- WHAT YOU ARE ASKED TO DO:
Work out the number of lines with the word "produced" in the material below, then reply with that number only.

- RECORDS TO PROCESS:
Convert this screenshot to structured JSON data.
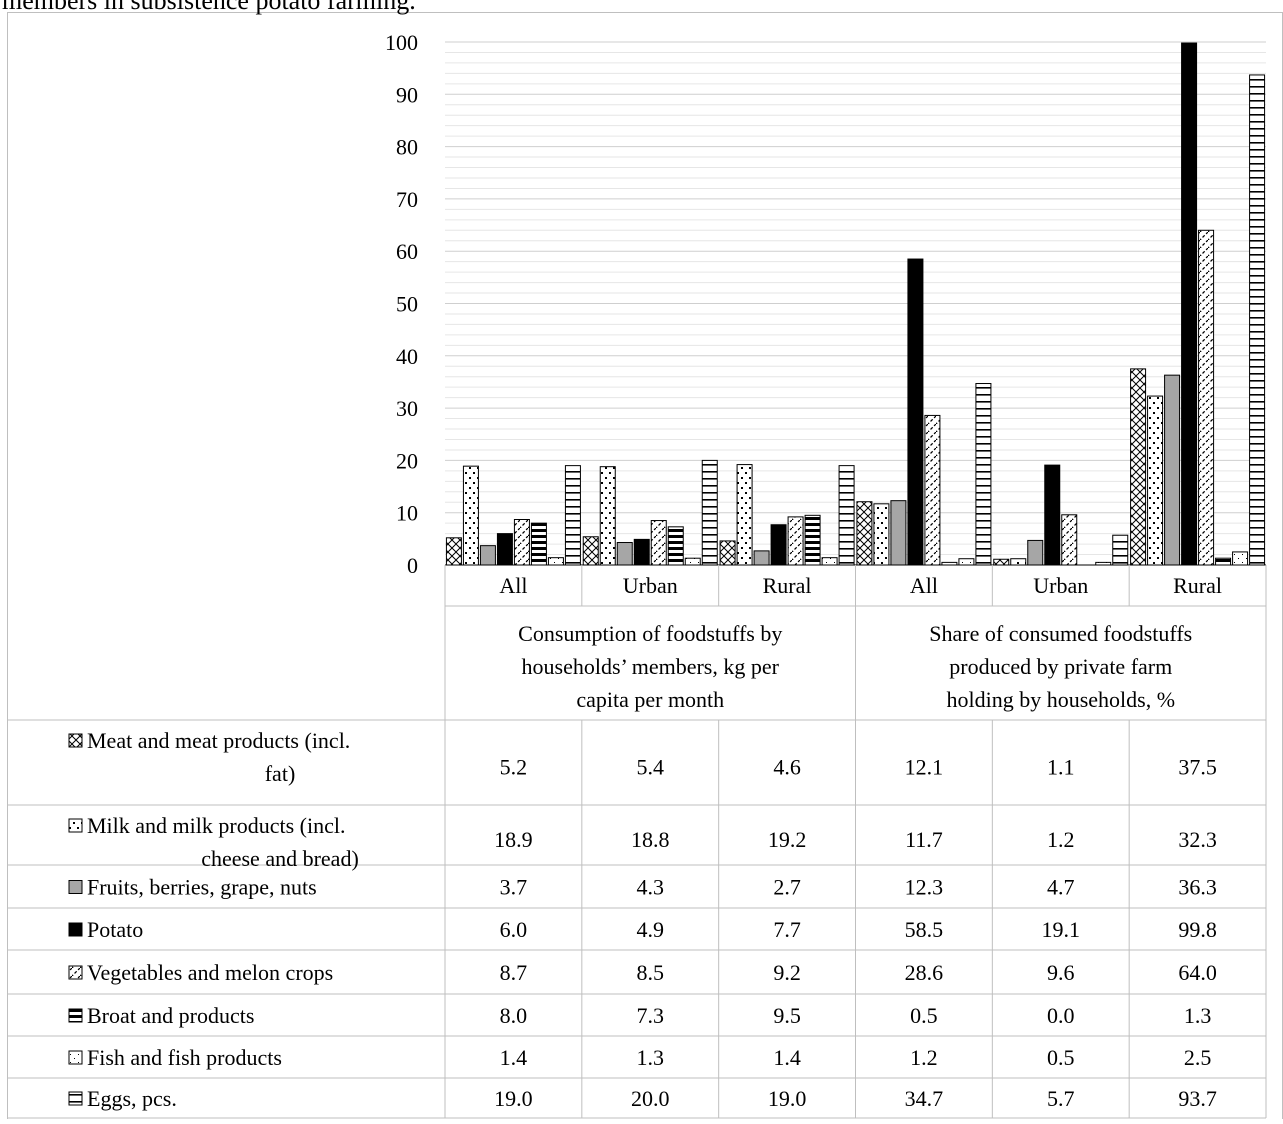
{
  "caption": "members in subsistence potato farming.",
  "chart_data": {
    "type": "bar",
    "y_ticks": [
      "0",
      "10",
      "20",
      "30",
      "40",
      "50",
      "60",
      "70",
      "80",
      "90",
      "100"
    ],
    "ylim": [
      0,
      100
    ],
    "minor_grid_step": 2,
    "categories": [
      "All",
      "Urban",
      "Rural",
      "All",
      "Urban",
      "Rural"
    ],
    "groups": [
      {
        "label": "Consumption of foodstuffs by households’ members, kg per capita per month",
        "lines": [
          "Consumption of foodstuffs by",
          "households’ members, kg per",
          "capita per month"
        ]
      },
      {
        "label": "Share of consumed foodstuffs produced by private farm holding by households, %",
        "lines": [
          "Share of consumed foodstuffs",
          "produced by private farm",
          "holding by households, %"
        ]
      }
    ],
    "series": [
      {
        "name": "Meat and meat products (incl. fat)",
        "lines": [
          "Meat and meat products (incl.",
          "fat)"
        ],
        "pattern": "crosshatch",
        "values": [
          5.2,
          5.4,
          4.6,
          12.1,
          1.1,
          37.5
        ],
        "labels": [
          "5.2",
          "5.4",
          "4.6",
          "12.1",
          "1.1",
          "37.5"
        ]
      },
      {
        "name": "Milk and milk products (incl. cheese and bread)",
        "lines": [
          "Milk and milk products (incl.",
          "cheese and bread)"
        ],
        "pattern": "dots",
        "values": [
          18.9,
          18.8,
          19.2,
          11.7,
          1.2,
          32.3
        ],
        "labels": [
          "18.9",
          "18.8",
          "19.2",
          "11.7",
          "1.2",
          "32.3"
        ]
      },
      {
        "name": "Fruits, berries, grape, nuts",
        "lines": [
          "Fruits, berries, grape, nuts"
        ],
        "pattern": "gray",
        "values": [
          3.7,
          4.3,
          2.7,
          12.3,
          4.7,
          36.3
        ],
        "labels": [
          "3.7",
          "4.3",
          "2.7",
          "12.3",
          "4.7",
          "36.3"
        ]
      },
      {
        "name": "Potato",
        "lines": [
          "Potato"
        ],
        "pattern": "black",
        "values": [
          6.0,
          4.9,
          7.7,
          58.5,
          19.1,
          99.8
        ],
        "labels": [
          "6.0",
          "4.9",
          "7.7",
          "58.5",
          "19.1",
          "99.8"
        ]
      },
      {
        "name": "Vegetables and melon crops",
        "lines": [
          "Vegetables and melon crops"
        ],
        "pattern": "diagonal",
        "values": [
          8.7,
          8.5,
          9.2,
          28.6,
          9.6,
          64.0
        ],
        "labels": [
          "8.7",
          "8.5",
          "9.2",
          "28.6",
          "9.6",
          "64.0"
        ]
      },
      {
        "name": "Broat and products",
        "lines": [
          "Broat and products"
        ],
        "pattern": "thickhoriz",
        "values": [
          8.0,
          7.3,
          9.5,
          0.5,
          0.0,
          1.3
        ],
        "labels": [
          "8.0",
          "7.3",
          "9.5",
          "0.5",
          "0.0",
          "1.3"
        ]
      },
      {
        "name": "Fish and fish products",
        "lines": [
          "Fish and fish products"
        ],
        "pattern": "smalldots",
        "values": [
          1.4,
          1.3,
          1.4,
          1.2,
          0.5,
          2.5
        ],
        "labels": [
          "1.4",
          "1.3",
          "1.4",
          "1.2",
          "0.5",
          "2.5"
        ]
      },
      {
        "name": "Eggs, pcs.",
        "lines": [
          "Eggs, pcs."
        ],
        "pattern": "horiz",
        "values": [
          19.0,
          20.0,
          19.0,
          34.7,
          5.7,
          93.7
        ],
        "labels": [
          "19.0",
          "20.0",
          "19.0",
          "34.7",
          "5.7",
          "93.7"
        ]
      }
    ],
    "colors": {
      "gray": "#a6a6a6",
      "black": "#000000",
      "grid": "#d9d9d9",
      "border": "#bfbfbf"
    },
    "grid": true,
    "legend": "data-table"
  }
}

==

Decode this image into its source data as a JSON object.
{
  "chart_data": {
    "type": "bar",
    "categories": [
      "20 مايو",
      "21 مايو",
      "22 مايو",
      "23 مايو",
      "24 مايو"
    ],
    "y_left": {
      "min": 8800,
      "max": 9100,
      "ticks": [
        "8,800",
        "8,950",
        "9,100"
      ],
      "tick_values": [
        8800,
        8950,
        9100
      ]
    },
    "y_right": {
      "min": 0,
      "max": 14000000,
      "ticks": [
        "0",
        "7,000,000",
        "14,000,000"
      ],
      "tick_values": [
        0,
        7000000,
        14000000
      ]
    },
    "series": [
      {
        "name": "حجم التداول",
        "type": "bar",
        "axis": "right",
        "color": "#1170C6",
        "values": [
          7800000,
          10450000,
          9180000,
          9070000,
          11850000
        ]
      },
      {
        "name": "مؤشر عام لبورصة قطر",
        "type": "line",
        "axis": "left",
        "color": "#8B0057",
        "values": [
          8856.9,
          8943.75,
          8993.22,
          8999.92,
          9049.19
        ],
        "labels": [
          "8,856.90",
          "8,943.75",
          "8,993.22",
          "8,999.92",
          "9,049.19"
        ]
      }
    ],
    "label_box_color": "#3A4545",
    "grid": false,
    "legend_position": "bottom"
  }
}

- ANSWER TO THIS PROBLEM:
2